_TASK DIRECTIONS_
Return all lines in the material below that contain "Share".

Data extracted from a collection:

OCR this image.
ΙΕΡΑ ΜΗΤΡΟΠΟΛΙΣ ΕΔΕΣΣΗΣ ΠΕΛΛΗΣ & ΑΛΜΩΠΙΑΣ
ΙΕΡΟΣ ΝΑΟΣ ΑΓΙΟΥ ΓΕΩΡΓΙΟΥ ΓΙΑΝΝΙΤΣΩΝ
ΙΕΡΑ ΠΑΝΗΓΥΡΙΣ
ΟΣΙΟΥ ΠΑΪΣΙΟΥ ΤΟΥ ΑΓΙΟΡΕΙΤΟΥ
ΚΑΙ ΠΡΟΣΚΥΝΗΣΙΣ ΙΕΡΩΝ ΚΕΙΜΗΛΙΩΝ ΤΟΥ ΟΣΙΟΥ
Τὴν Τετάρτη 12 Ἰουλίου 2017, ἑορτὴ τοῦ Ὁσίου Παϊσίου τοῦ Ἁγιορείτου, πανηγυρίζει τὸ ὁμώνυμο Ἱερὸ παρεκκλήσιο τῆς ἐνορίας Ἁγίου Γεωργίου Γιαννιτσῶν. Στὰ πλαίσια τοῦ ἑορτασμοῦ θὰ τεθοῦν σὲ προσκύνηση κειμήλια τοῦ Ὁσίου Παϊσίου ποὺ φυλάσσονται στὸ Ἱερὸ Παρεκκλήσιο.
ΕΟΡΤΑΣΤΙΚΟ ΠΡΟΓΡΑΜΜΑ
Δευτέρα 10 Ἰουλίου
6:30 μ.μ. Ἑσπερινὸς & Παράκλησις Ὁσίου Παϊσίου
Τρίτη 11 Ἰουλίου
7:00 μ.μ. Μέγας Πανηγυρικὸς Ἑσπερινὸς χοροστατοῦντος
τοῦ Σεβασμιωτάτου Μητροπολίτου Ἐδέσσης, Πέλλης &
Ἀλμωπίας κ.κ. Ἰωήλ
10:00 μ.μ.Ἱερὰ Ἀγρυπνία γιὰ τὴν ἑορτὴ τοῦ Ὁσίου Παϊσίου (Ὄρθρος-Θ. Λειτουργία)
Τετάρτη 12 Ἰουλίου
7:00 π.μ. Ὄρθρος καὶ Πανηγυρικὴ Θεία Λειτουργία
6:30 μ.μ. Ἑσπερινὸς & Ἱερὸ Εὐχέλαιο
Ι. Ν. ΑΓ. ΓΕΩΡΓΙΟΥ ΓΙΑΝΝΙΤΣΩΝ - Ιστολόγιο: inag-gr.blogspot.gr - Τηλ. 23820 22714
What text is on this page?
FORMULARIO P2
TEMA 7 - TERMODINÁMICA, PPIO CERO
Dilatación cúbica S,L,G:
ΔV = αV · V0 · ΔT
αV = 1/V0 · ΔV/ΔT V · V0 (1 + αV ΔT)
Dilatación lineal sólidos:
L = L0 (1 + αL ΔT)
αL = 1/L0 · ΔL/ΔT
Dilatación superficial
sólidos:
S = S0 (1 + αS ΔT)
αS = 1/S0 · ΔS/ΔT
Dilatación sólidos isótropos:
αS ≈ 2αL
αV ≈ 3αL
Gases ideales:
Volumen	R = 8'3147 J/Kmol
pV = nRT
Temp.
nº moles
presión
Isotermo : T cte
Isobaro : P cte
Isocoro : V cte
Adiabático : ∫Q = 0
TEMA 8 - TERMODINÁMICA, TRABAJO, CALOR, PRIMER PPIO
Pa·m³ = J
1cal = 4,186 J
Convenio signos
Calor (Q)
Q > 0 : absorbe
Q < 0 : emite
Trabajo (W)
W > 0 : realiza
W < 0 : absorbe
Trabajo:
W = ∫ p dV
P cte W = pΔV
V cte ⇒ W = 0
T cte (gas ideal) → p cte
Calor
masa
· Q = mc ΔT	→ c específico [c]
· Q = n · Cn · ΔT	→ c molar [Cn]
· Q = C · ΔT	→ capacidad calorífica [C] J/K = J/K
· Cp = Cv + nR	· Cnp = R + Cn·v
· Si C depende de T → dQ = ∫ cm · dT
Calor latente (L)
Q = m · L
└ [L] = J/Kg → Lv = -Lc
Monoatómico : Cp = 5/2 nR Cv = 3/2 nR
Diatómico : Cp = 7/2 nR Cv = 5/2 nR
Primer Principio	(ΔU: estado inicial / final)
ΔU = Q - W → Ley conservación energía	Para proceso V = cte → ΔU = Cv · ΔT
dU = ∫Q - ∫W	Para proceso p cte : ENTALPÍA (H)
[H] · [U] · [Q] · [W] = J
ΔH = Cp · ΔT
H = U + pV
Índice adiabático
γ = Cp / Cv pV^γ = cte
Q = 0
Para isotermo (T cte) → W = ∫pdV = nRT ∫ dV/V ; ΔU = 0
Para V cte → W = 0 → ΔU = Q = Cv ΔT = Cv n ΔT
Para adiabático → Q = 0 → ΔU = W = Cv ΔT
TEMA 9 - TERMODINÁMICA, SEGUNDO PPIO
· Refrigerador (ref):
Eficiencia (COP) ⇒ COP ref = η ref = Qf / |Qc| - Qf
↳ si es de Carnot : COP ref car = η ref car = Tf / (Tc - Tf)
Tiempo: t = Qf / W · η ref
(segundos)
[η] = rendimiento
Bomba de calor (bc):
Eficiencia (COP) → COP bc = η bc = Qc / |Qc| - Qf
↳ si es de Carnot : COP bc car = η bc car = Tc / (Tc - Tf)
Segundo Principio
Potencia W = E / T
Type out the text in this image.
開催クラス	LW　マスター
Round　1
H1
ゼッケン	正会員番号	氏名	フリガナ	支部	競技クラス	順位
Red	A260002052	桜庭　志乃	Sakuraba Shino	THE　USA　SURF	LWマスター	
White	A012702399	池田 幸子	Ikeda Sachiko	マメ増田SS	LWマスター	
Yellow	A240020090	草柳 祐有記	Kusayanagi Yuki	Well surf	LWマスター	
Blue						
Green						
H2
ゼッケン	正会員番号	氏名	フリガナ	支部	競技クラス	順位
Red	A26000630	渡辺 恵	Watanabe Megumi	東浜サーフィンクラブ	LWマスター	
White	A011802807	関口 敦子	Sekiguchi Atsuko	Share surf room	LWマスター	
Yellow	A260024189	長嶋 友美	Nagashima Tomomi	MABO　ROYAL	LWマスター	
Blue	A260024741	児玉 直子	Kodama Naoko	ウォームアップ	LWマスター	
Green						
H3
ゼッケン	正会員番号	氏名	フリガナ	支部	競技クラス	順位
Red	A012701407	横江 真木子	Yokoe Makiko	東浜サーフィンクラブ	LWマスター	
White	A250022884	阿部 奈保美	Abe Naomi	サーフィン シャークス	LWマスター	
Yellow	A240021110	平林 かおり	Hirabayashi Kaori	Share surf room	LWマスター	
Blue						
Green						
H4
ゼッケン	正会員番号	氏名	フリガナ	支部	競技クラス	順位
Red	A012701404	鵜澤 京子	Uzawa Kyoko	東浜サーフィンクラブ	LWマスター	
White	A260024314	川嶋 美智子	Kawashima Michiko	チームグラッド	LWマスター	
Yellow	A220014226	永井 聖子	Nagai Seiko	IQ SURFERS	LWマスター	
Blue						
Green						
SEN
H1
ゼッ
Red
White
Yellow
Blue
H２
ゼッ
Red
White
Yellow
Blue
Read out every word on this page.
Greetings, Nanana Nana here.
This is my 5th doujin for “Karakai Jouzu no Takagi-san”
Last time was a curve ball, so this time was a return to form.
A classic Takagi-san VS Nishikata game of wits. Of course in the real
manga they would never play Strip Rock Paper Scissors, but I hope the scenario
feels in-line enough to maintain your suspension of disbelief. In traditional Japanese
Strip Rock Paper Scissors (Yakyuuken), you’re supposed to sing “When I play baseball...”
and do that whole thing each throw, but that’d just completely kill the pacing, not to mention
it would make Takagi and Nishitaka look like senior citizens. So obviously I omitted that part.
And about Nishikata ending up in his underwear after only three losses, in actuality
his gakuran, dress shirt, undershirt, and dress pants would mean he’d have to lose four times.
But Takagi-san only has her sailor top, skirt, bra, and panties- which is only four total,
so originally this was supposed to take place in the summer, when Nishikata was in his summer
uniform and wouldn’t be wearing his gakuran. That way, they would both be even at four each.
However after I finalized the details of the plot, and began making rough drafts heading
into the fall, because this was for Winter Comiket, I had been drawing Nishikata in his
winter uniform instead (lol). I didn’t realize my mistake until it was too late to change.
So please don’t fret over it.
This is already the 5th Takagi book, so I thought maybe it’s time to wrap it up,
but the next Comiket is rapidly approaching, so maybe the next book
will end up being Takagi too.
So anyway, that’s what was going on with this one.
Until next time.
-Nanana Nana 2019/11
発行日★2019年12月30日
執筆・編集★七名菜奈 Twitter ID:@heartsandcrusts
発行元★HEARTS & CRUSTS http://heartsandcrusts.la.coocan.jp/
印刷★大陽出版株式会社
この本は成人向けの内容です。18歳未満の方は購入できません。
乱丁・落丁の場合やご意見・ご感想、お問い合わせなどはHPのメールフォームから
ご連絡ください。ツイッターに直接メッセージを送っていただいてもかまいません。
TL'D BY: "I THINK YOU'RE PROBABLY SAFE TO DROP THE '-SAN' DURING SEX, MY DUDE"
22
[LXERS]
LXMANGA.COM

_RESULT_
White	A011802807	関口 敦子	Sekiguchi Atsuko	Share surf room	LWマスター	
Yellow	A240021110	平林 かおり	Hirabayashi Kaori	Share surf room	LWマスター	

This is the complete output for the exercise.